**GIVEN EXERCISE:**
Show only lines that include "Uponor".

**PROVIDED DATA:**

####

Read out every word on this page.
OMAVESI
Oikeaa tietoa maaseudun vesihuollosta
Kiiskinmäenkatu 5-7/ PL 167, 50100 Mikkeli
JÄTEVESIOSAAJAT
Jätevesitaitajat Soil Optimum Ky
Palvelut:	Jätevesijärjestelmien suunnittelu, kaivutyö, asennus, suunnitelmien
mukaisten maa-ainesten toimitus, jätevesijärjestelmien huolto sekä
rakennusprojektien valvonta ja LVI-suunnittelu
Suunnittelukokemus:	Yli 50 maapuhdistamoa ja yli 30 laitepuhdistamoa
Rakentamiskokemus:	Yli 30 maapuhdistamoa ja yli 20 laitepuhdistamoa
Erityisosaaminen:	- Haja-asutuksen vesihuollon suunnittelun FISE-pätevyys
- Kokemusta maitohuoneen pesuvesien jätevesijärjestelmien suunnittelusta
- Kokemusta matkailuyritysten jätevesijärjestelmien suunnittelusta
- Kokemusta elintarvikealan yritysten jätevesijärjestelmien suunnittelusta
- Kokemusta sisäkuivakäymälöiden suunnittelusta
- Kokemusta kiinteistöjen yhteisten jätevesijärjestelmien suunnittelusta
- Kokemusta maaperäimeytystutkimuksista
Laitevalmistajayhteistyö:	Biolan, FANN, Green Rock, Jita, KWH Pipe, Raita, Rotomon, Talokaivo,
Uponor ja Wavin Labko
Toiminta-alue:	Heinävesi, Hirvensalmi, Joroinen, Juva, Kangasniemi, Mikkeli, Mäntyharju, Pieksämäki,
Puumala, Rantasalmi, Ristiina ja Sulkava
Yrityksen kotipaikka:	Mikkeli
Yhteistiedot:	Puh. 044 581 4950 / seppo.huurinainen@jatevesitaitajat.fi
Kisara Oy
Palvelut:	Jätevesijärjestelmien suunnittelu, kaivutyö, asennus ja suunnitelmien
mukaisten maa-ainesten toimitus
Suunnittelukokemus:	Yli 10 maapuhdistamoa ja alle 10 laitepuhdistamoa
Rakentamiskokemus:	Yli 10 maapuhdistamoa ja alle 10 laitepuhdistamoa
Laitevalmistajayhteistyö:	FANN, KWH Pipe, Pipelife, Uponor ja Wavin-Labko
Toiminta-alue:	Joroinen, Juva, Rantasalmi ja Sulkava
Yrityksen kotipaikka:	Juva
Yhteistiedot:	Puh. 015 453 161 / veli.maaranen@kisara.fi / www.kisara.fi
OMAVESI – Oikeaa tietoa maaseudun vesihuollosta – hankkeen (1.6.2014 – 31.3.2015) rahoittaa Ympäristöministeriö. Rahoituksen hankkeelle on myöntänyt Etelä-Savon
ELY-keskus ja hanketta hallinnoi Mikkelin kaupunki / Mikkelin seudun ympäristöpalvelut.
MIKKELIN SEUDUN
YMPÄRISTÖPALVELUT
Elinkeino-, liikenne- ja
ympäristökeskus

####

**WRITTEN REPLY:**
Uponor ja Wavin Labko
Laitevalmistajayhteistyö:	FANN, KWH Pipe, Pipelife, Uponor ja Wavin-Labko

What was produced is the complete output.